* [Data for this exercise]
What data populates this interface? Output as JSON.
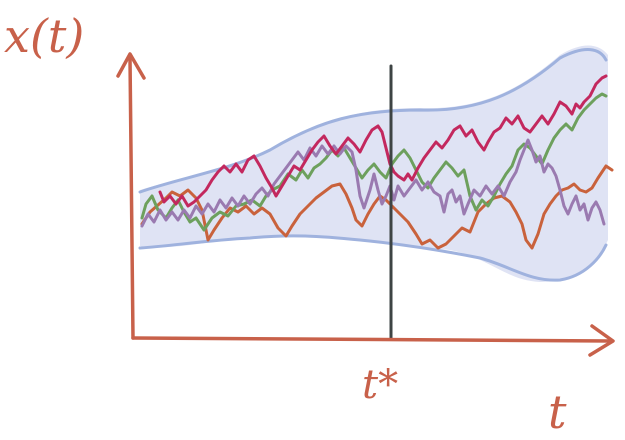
{
  "labels": {
    "y_axis": "x(t)",
    "x_axis": "t",
    "time_marker": "t*"
  },
  "colors": {
    "axis": "#c8614a",
    "band_fill": "#dfe3f4",
    "band_edge": "#9fb2de",
    "marker_line": "#3e4444",
    "path_magenta": "#c3285e",
    "path_green": "#6da05d",
    "path_purple": "#9a7ab0",
    "path_orange": "#c9623c"
  }
}
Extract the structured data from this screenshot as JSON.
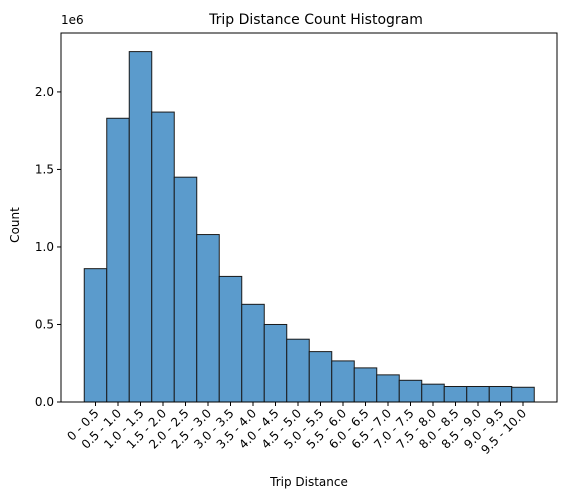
{
  "chart_data": {
    "type": "bar",
    "title": "Trip Distance Count Histogram",
    "xlabel": "Trip Distance",
    "ylabel": "Count",
    "y_offset_label": "1e6",
    "y_scale": 1000000,
    "ylim": [
      0,
      2.38
    ],
    "yticks": [
      0.0,
      0.5,
      1.0,
      1.5,
      2.0
    ],
    "categories": [
      "0 - 0.5",
      "0.5 - 1.0",
      "1.0 - 1.5",
      "1.5 - 2.0",
      "2.0 - 2.5",
      "2.5 - 3.0",
      "3.0 - 3.5",
      "3.5 - 4.0",
      "4.0 - 4.5",
      "4.5 - 5.0",
      "5.0 - 5.5",
      "5.5 - 6.0",
      "6.0 - 6.5",
      "6.5 - 7.0",
      "7.0 - 7.5",
      "7.5 - 8.0",
      "8.0 - 8.5",
      "8.5 - 9.0",
      "9.0 - 9.5",
      "9.5 - 10.0"
    ],
    "values": [
      860000,
      1830000,
      2260000,
      1870000,
      1450000,
      1080000,
      810000,
      630000,
      500000,
      405000,
      325000,
      265000,
      220000,
      175000,
      140000,
      115000,
      100000,
      100000,
      100000,
      95000
    ],
    "grid": false,
    "colors": {
      "bar_fill": "#5b9bcc",
      "bar_edge": "#1a1a1a"
    }
  }
}
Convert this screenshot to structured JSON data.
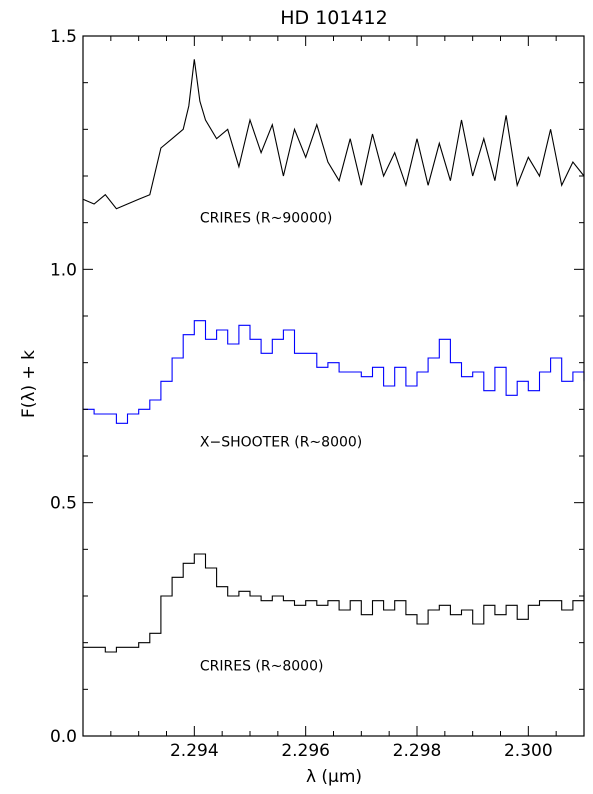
{
  "chart_data": {
    "type": "line",
    "title": "HD 101412",
    "xlabel": "λ (μm)",
    "ylabel": "F(λ) + k",
    "xlim": [
      2.292,
      2.301
    ],
    "ylim": [
      0.0,
      1.5
    ],
    "grid": false,
    "legend": "none",
    "x_ticks": [
      2.294,
      2.296,
      2.298,
      2.3
    ],
    "x_tick_labels": [
      "2.294",
      "2.296",
      "2.298",
      "2.300"
    ],
    "y_ticks": [
      0.0,
      0.5,
      1.0,
      1.5
    ],
    "y_tick_labels": [
      "0.0",
      "0.5",
      "1.0",
      "1.5"
    ],
    "annotations": [
      {
        "text": "CRIRES (R~90000)",
        "x": 2.2941,
        "y": 1.1
      },
      {
        "text": "X−SHOOTER (R~8000)",
        "x": 2.2941,
        "y": 0.62
      },
      {
        "text": "CRIRES (R~8000)",
        "x": 2.2941,
        "y": 0.14
      }
    ],
    "series": [
      {
        "color": "#000000",
        "step": false,
        "x": [
          2.292,
          2.2922,
          2.2924,
          2.2926,
          2.2928,
          2.293,
          2.2932,
          2.2934,
          2.2936,
          2.2938,
          2.2939,
          2.294,
          2.2941,
          2.2942,
          2.2944,
          2.2946,
          2.2948,
          2.295,
          2.2952,
          2.2954,
          2.2956,
          2.2958,
          2.296,
          2.2962,
          2.2964,
          2.2966,
          2.2968,
          2.297,
          2.2972,
          2.2974,
          2.2976,
          2.2978,
          2.298,
          2.2982,
          2.2984,
          2.2986,
          2.2988,
          2.299,
          2.2992,
          2.2994,
          2.2996,
          2.2998,
          2.3,
          2.3002,
          2.3004,
          2.3006,
          2.3008,
          2.301
        ],
        "y": [
          1.15,
          1.14,
          1.16,
          1.13,
          1.14,
          1.15,
          1.16,
          1.26,
          1.28,
          1.3,
          1.35,
          1.45,
          1.36,
          1.32,
          1.28,
          1.3,
          1.22,
          1.32,
          1.25,
          1.31,
          1.2,
          1.3,
          1.24,
          1.31,
          1.23,
          1.19,
          1.28,
          1.18,
          1.29,
          1.2,
          1.25,
          1.18,
          1.28,
          1.18,
          1.27,
          1.19,
          1.32,
          1.2,
          1.28,
          1.19,
          1.33,
          1.18,
          1.24,
          1.2,
          1.3,
          1.18,
          1.23,
          1.2
        ]
      },
      {
        "color": "#0000ff",
        "step": true,
        "x": [
          2.292,
          2.2922,
          2.2924,
          2.2926,
          2.2928,
          2.293,
          2.2932,
          2.2934,
          2.2936,
          2.2938,
          2.294,
          2.2942,
          2.2944,
          2.2946,
          2.2948,
          2.295,
          2.2952,
          2.2954,
          2.2956,
          2.2958,
          2.296,
          2.2962,
          2.2964,
          2.2966,
          2.2968,
          2.297,
          2.2972,
          2.2974,
          2.2976,
          2.2978,
          2.298,
          2.2982,
          2.2984,
          2.2986,
          2.2988,
          2.299,
          2.2992,
          2.2994,
          2.2996,
          2.2998,
          2.3,
          2.3002,
          2.3004,
          2.3006,
          2.3008,
          2.301
        ],
        "y": [
          0.7,
          0.69,
          0.69,
          0.67,
          0.69,
          0.7,
          0.72,
          0.76,
          0.81,
          0.86,
          0.89,
          0.85,
          0.87,
          0.84,
          0.88,
          0.85,
          0.82,
          0.85,
          0.87,
          0.82,
          0.82,
          0.79,
          0.8,
          0.78,
          0.78,
          0.77,
          0.79,
          0.75,
          0.79,
          0.75,
          0.78,
          0.81,
          0.85,
          0.8,
          0.77,
          0.78,
          0.74,
          0.79,
          0.73,
          0.76,
          0.74,
          0.78,
          0.81,
          0.76,
          0.78,
          0.76
        ]
      },
      {
        "color": "#000000",
        "step": true,
        "x": [
          2.292,
          2.2922,
          2.2924,
          2.2926,
          2.2928,
          2.293,
          2.2932,
          2.2934,
          2.2936,
          2.2938,
          2.294,
          2.2942,
          2.2944,
          2.2946,
          2.2948,
          2.295,
          2.2952,
          2.2954,
          2.2956,
          2.2958,
          2.296,
          2.2962,
          2.2964,
          2.2966,
          2.2968,
          2.297,
          2.2972,
          2.2974,
          2.2976,
          2.2978,
          2.298,
          2.2982,
          2.2984,
          2.2986,
          2.2988,
          2.299,
          2.2992,
          2.2994,
          2.2996,
          2.2998,
          2.3,
          2.3002,
          2.3004,
          2.3006,
          2.3008,
          2.301
        ],
        "y": [
          0.19,
          0.19,
          0.18,
          0.19,
          0.19,
          0.2,
          0.22,
          0.3,
          0.34,
          0.37,
          0.39,
          0.36,
          0.32,
          0.3,
          0.31,
          0.3,
          0.29,
          0.3,
          0.29,
          0.28,
          0.29,
          0.28,
          0.29,
          0.27,
          0.29,
          0.26,
          0.29,
          0.27,
          0.29,
          0.26,
          0.24,
          0.27,
          0.28,
          0.26,
          0.27,
          0.24,
          0.28,
          0.26,
          0.28,
          0.25,
          0.28,
          0.29,
          0.29,
          0.27,
          0.29,
          0.31
        ]
      }
    ]
  }
}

* [Job] Scan the data above and copy every line with "Count" in it.

* [Result for this exercise]
    "title": "Trip Distance Count Histogram",
    "ylabel": "Count",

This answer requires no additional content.